## Prompt
Give back all the data exactly, line by line.

##############################

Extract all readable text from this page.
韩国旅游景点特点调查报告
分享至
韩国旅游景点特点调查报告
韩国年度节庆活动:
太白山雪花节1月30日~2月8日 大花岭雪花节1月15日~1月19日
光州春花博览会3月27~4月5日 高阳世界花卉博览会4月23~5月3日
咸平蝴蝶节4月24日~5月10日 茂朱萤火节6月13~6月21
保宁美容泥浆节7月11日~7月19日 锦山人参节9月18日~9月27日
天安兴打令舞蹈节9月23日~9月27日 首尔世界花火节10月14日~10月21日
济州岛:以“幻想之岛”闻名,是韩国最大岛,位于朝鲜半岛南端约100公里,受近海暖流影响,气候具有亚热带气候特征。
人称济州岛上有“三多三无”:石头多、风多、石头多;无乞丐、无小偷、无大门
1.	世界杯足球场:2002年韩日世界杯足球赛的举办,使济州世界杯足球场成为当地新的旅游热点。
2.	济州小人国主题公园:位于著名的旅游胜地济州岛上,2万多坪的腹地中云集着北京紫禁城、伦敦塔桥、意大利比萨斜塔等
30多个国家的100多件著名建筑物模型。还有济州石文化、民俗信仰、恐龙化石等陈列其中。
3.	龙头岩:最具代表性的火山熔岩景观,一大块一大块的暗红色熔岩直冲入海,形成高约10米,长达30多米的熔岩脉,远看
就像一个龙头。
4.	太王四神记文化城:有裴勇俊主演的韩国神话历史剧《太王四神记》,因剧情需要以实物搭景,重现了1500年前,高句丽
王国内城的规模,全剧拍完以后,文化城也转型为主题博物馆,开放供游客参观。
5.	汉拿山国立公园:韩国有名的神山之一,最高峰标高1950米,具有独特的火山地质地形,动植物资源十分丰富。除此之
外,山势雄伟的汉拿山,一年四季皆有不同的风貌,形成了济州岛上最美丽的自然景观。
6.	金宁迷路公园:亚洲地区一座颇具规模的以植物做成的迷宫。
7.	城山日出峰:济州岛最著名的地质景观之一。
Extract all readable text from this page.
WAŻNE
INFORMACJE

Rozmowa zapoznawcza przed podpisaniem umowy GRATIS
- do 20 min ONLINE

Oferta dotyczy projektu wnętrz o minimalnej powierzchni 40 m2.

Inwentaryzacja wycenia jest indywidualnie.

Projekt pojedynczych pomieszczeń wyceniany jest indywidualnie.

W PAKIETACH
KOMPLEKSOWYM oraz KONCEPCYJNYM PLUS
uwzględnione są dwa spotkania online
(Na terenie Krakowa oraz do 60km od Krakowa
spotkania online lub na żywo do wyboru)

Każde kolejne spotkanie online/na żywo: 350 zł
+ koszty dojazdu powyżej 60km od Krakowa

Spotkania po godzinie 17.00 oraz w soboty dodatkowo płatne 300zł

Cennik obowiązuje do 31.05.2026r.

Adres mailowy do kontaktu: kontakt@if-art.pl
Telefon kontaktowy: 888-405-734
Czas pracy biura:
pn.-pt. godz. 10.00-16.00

##############################

## Answer to the exercise
Extract all readable text from this page.
韩国旅游景点特点调查报告
分享至
韩国旅游景点特点调查报告
韩国年度节庆活动:
太白山雪花节1月30日~2月8日 大花岭雪花节1月15日~1月19日
光州春花博览会3月27~4月5日 高阳世界花卉博览会4月23~5月3日
咸平蝴蝶节4月24日~5月10日 茂朱萤火节6月13~6月21
保宁美容泥浆节7月11日~7月19日 锦山人参节9月18日~9月27日
天安兴打令舞蹈节9月23日~9月27日 首尔世界花火节10月14日~10月21日
济州岛:以“幻想之岛”闻名,是韩国最大岛,位于朝鲜半岛南端约100公里,受近海暖流影响,气候具有亚热带气候特征。
人称济州岛上有“三多三无”:石头多、风多、石头多;无乞丐、无小偷、无大门
1.	世界杯足球场:2002年韩日世界杯足球赛的举办,使济州世界杯足球场成为当地新的旅游热点。
2.	济州小人国主题公园:位于著名的旅游胜地济州岛上,2万多坪的腹地中云集着北京紫禁城、伦敦塔桥、意大利比萨斜塔等
30多个国家的100多件著名建筑物模型。还有济州石文化、民俗信仰、恐龙化石等陈列其中。
3.	龙头岩:最具代表性的火山熔岩景观,一大块一大块的暗红色熔岩直冲入海,形成高约10米,长达30多米的熔岩脉,远看
就像一个龙头。
4.	太王四神记文化城:有裴勇俊主演的韩国神话历史剧《太王四神记》,因剧情需要以实物搭景,重现了1500年前,高句丽
王国内城的规模,全剧拍完以后,文化城也转型为主题博物馆,开放供游客参观。
5.	汉拿山国立公园:韩国有名的神山之一,最高峰标高1950米,具有独特的火山地质地形,动植物资源十分丰富。除此之
外,山势雄伟的汉拿山,一年四季皆有不同的风貌,形成了济州岛上最美丽的自然景观。
6.	金宁迷路公园:亚洲地区一座颇具规模的以植物做成的迷宫。
7.	城山日出峰:济州岛最著名的地质景观之一。
Extract all readable text from this page.
WAŻNE
INFORMACJE

Rozmowa zapoznawcza przed podpisaniem umowy GRATIS
- do 20 min ONLINE

Oferta dotyczy projektu wnętrz o minimalnej powierzchni 40 m2.

Inwentaryzacja wycenia jest indywidualnie.

Projekt pojedynczych pomieszczeń wyceniany jest indywidualnie.

W PAKIETACH
KOMPLEKSOWYM oraz KONCEPCYJNYM PLUS
uwzględnione są dwa spotkania online
(Na terenie Krakowa oraz do 60km od Krakowa
spotkania online lub na żywo do wyboru)

Każde kolejne spotkanie online/na żywo: 350 zł
+ koszty dojazdu powyżej 60km od Krakowa

Spotkania po godzinie 17.00 oraz w soboty dodatkowo płatne 300zł

Cennik obowiązuje do 31.05.2026r.

Adres mailowy do kontaktu: kontakt@if-art.pl
Telefon kontaktowy: 888-405-734
Czas pracy biura:
pn.-pt. godz. 10.00-16.00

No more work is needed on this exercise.